Records from a collection of figures
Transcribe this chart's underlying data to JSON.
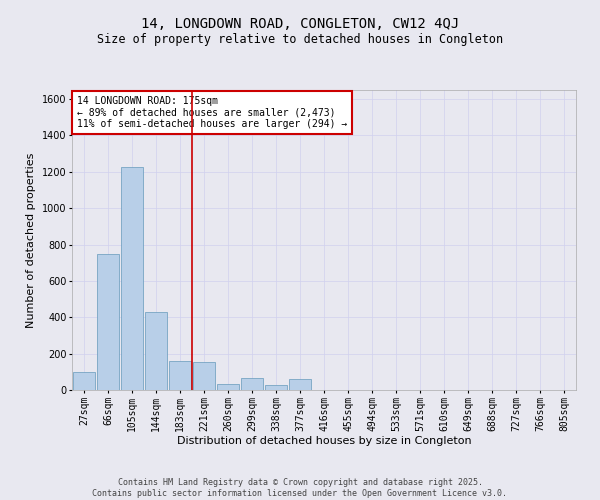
{
  "title": "14, LONGDOWN ROAD, CONGLETON, CW12 4QJ",
  "subtitle": "Size of property relative to detached houses in Congleton",
  "xlabel": "Distribution of detached houses by size in Congleton",
  "ylabel": "Number of detached properties",
  "categories": [
    "27sqm",
    "66sqm",
    "105sqm",
    "144sqm",
    "183sqm",
    "221sqm",
    "260sqm",
    "299sqm",
    "338sqm",
    "377sqm",
    "416sqm",
    "455sqm",
    "494sqm",
    "533sqm",
    "571sqm",
    "610sqm",
    "649sqm",
    "688sqm",
    "727sqm",
    "766sqm",
    "805sqm"
  ],
  "values": [
    100,
    750,
    1225,
    430,
    160,
    155,
    35,
    65,
    30,
    60,
    0,
    0,
    0,
    0,
    0,
    0,
    0,
    0,
    0,
    0,
    0
  ],
  "bar_color": "#b8cfe8",
  "bar_edge_color": "#6699bb",
  "grid_color": "#d0d0ee",
  "background_color": "#e8e8f0",
  "vline_color": "#cc0000",
  "vline_index": 4.5,
  "annotation_text": "14 LONGDOWN ROAD: 175sqm\n← 89% of detached houses are smaller (2,473)\n11% of semi-detached houses are larger (294) →",
  "annotation_box_color": "#cc0000",
  "ylim": [
    0,
    1650
  ],
  "yticks": [
    0,
    200,
    400,
    600,
    800,
    1000,
    1200,
    1400,
    1600
  ],
  "footnote": "Contains HM Land Registry data © Crown copyright and database right 2025.\nContains public sector information licensed under the Open Government Licence v3.0.",
  "title_fontsize": 10,
  "subtitle_fontsize": 8.5,
  "tick_fontsize": 7,
  "label_fontsize": 8,
  "annotation_fontsize": 7,
  "footnote_fontsize": 6
}
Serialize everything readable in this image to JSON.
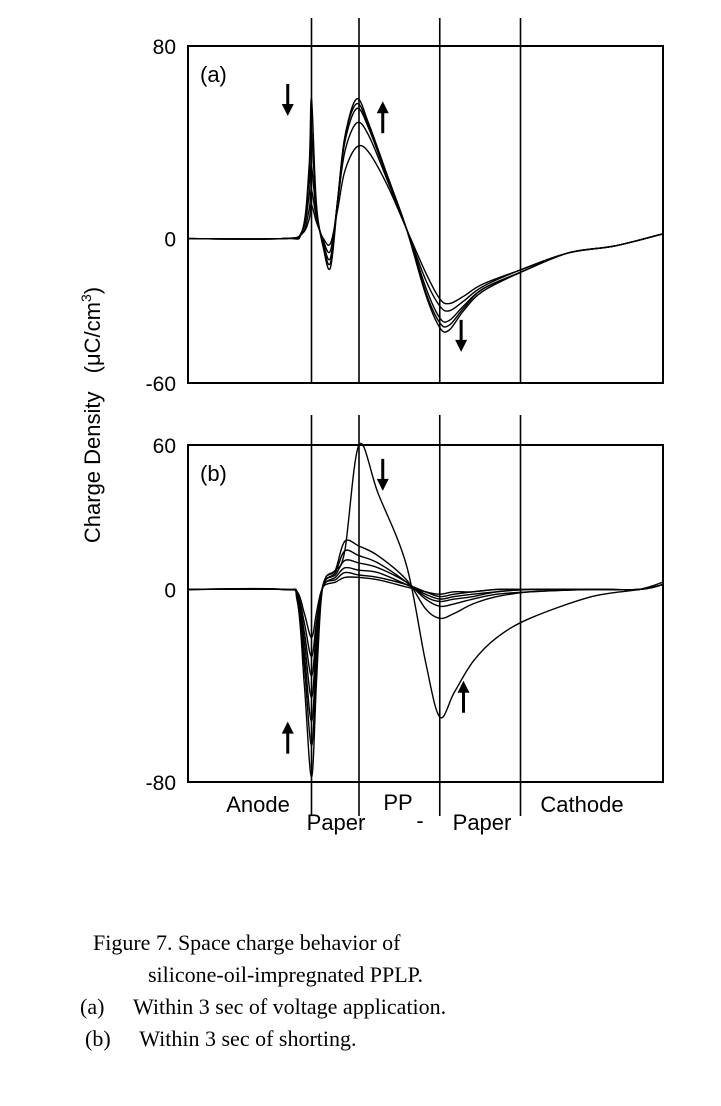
{
  "ylabel": "Charge Density",
  "yunit_prefix": "(μC/cm",
  "yunit_exp": "3",
  "yunit_suffix": ")",
  "region_labels": {
    "anode": "Anode",
    "paper1": "Paper",
    "pp": "PP",
    "dash": "-",
    "paper2": "Paper",
    "cathode": "Cathode"
  },
  "caption": {
    "line1": "Figure 7.   Space charge behavior of",
    "line2": "silicone-oil-impregnated PPLP.",
    "line3_tag": "(a)",
    "line3_text": "Within 3 sec of voltage application.",
    "line4_tag": "(b)",
    "line4_text": "Within 3 sec of shorting."
  },
  "chart_data": [
    {
      "type": "line",
      "panel": "(a)",
      "ylim": [
        -60,
        80
      ],
      "yticks": [
        "80",
        "0",
        "-60"
      ],
      "xlim": [
        0,
        1
      ],
      "x_boundaries": [
        0.26,
        0.36,
        0.53,
        0.7
      ],
      "arrows": [
        {
          "x": 0.21,
          "y": 58,
          "dir": "down"
        },
        {
          "x": 0.41,
          "y": 50,
          "dir": "up"
        },
        {
          "x": 0.575,
          "y": -40,
          "dir": "down"
        }
      ],
      "series": [
        {
          "x": [
            0,
            0.2,
            0.24,
            0.255,
            0.26,
            0.27,
            0.285,
            0.3,
            0.315,
            0.33,
            0.355,
            0.38,
            0.42,
            0.46,
            0.5,
            0.53,
            0.55,
            0.58,
            0.62,
            0.7,
            0.8,
            0.9,
            1.0
          ],
          "values": [
            0,
            0,
            3,
            30,
            58,
            15,
            -4,
            -12,
            15,
            42,
            58,
            48,
            26,
            4,
            -23,
            -37,
            -38,
            -30,
            -22,
            -14,
            -6,
            -3,
            2
          ]
        },
        {
          "x": [
            0,
            0.2,
            0.24,
            0.255,
            0.26,
            0.27,
            0.285,
            0.3,
            0.315,
            0.33,
            0.355,
            0.38,
            0.42,
            0.46,
            0.5,
            0.53,
            0.55,
            0.58,
            0.62,
            0.7,
            0.8,
            0.9,
            1.0
          ],
          "values": [
            0,
            0,
            3,
            25,
            44,
            13,
            -3,
            -10,
            16,
            42,
            56,
            47,
            26,
            4,
            -22,
            -35,
            -36,
            -29,
            -21,
            -14,
            -6,
            -3,
            2
          ]
        },
        {
          "x": [
            0,
            0.2,
            0.24,
            0.255,
            0.26,
            0.27,
            0.285,
            0.3,
            0.315,
            0.33,
            0.355,
            0.38,
            0.42,
            0.46,
            0.5,
            0.53,
            0.55,
            0.58,
            0.62,
            0.7,
            0.8,
            0.9,
            1.0
          ],
          "values": [
            0,
            0,
            3,
            18,
            30,
            11,
            -2,
            -8,
            16,
            40,
            54,
            46,
            25,
            4,
            -20,
            -33,
            -34,
            -28,
            -21,
            -14,
            -6,
            -3,
            2
          ]
        },
        {
          "x": [
            0,
            0.2,
            0.24,
            0.255,
            0.26,
            0.27,
            0.285,
            0.3,
            0.315,
            0.33,
            0.355,
            0.38,
            0.42,
            0.46,
            0.5,
            0.53,
            0.55,
            0.58,
            0.62,
            0.7,
            0.8,
            0.9,
            1.0
          ],
          "values": [
            0,
            0,
            2,
            12,
            20,
            9,
            -1,
            -5,
            15,
            36,
            48,
            43,
            24,
            4,
            -17,
            -28,
            -30,
            -26,
            -20,
            -13,
            -6,
            -3,
            2
          ]
        },
        {
          "x": [
            0,
            0.2,
            0.24,
            0.255,
            0.26,
            0.27,
            0.285,
            0.3,
            0.315,
            0.33,
            0.355,
            0.38,
            0.42,
            0.46,
            0.5,
            0.53,
            0.55,
            0.58,
            0.62,
            0.7,
            0.8,
            0.9,
            1.0
          ],
          "values": [
            0,
            0,
            2,
            8,
            14,
            7,
            0,
            -2,
            12,
            28,
            38,
            36,
            22,
            4,
            -14,
            -25,
            -27,
            -24,
            -19,
            -13,
            -6,
            -3,
            2
          ]
        }
      ]
    },
    {
      "type": "line",
      "panel": "(b)",
      "ylim": [
        -80,
        60
      ],
      "yticks": [
        "60",
        "0",
        "-80"
      ],
      "xlim": [
        0,
        1
      ],
      "x_boundaries": [
        0.26,
        0.36,
        0.53,
        0.7
      ],
      "arrows": [
        {
          "x": 0.41,
          "y": 48,
          "dir": "down"
        },
        {
          "x": 0.21,
          "y": -62,
          "dir": "up"
        },
        {
          "x": 0.58,
          "y": -45,
          "dir": "up"
        }
      ],
      "series": [
        {
          "x": [
            0,
            0.2,
            0.23,
            0.245,
            0.26,
            0.27,
            0.28,
            0.29,
            0.31,
            0.33,
            0.36,
            0.4,
            0.46,
            0.5,
            0.53,
            0.56,
            0.6,
            0.65,
            0.72,
            0.85,
            0.95,
            1.0
          ],
          "values": [
            0,
            0,
            -5,
            -40,
            -78,
            -40,
            -5,
            5,
            8,
            16,
            60,
            40,
            10,
            -30,
            -53,
            -43,
            -30,
            -20,
            -12,
            -3,
            0,
            3
          ]
        },
        {
          "x": [
            0,
            0.2,
            0.23,
            0.245,
            0.26,
            0.27,
            0.28,
            0.29,
            0.31,
            0.33,
            0.36,
            0.4,
            0.46,
            0.5,
            0.53,
            0.56,
            0.6,
            0.65,
            0.72,
            0.85,
            0.95,
            1.0
          ],
          "values": [
            0,
            0,
            -4,
            -32,
            -65,
            -32,
            -4,
            5,
            8,
            20,
            18,
            14,
            4,
            -8,
            -12,
            -10,
            -6,
            -3,
            -1,
            0,
            0,
            2
          ]
        },
        {
          "x": [
            0,
            0.2,
            0.23,
            0.245,
            0.26,
            0.27,
            0.28,
            0.29,
            0.31,
            0.33,
            0.36,
            0.4,
            0.46,
            0.5,
            0.53,
            0.56,
            0.6,
            0.65,
            0.72,
            0.85,
            0.95,
            1.0
          ],
          "values": [
            0,
            0,
            -3,
            -27,
            -55,
            -27,
            -3,
            4,
            7,
            16,
            14,
            11,
            3,
            -4,
            -7,
            -6,
            -4,
            -2,
            -1,
            0,
            0,
            2
          ]
        },
        {
          "x": [
            0,
            0.2,
            0.23,
            0.245,
            0.26,
            0.27,
            0.28,
            0.29,
            0.31,
            0.33,
            0.36,
            0.4,
            0.46,
            0.5,
            0.53,
            0.56,
            0.6,
            0.65,
            0.72,
            0.85,
            0.95,
            1.0
          ],
          "values": [
            0,
            0,
            -3,
            -22,
            -45,
            -22,
            -3,
            4,
            6,
            12,
            11,
            9,
            3,
            -3,
            -5,
            -4,
            -3,
            -1,
            0,
            0,
            0,
            2
          ]
        },
        {
          "x": [
            0,
            0.2,
            0.23,
            0.245,
            0.26,
            0.27,
            0.28,
            0.29,
            0.31,
            0.33,
            0.36,
            0.4,
            0.46,
            0.5,
            0.53,
            0.56,
            0.6,
            0.65,
            0.72,
            0.85,
            0.95,
            1.0
          ],
          "values": [
            0,
            0,
            -2,
            -18,
            -36,
            -18,
            -2,
            3,
            5,
            9,
            8,
            7,
            2,
            -2,
            -4,
            -3,
            -2,
            -1,
            0,
            0,
            0,
            2
          ]
        },
        {
          "x": [
            0,
            0.2,
            0.23,
            0.245,
            0.26,
            0.27,
            0.28,
            0.29,
            0.31,
            0.33,
            0.36,
            0.4,
            0.46,
            0.5,
            0.53,
            0.56,
            0.6,
            0.65,
            0.72,
            0.85,
            0.95,
            1.0
          ],
          "values": [
            0,
            0,
            -2,
            -14,
            -28,
            -14,
            -2,
            3,
            4,
            7,
            6,
            5,
            2,
            -1,
            -3,
            -2,
            -1,
            0,
            0,
            0,
            0,
            2
          ]
        },
        {
          "x": [
            0,
            0.2,
            0.23,
            0.245,
            0.26,
            0.27,
            0.28,
            0.29,
            0.31,
            0.33,
            0.36,
            0.4,
            0.46,
            0.5,
            0.53,
            0.56,
            0.6,
            0.65,
            0.72,
            0.85,
            0.95,
            1.0
          ],
          "values": [
            0,
            0,
            -1,
            -10,
            -20,
            -10,
            -1,
            2,
            3,
            5,
            5,
            4,
            1,
            -1,
            -2,
            -1,
            -1,
            0,
            0,
            0,
            0,
            2
          ]
        }
      ]
    }
  ]
}
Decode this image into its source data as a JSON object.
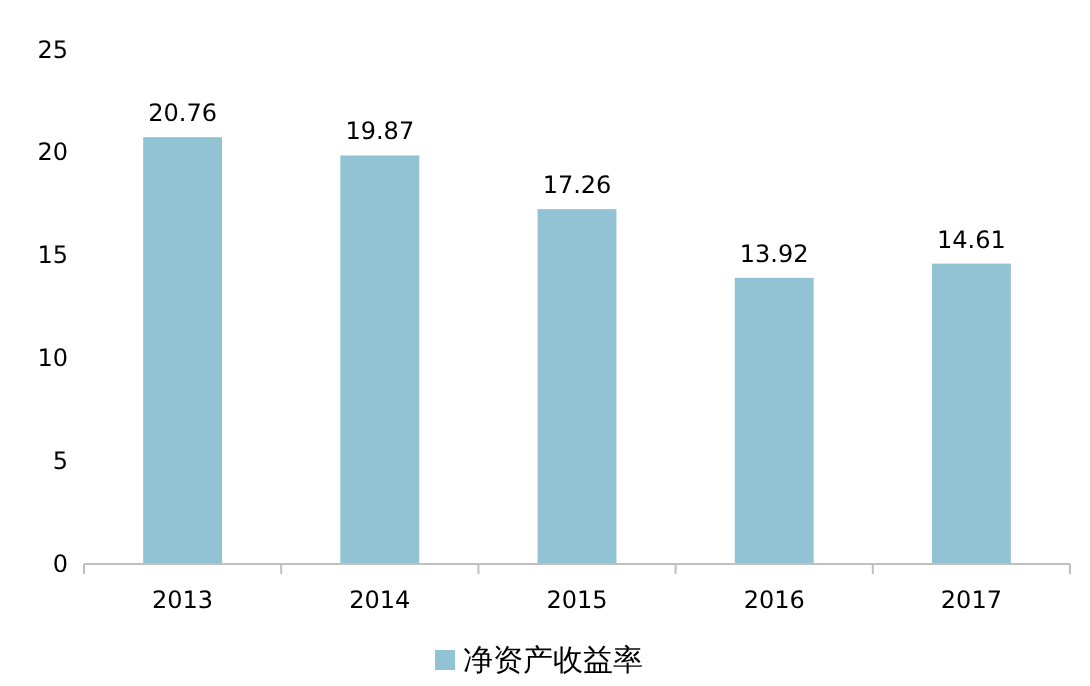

■ **Instructions to follow**
How many lines in these entries hold the string "this"? Answer with the number alone.

■ **Worked answer**
3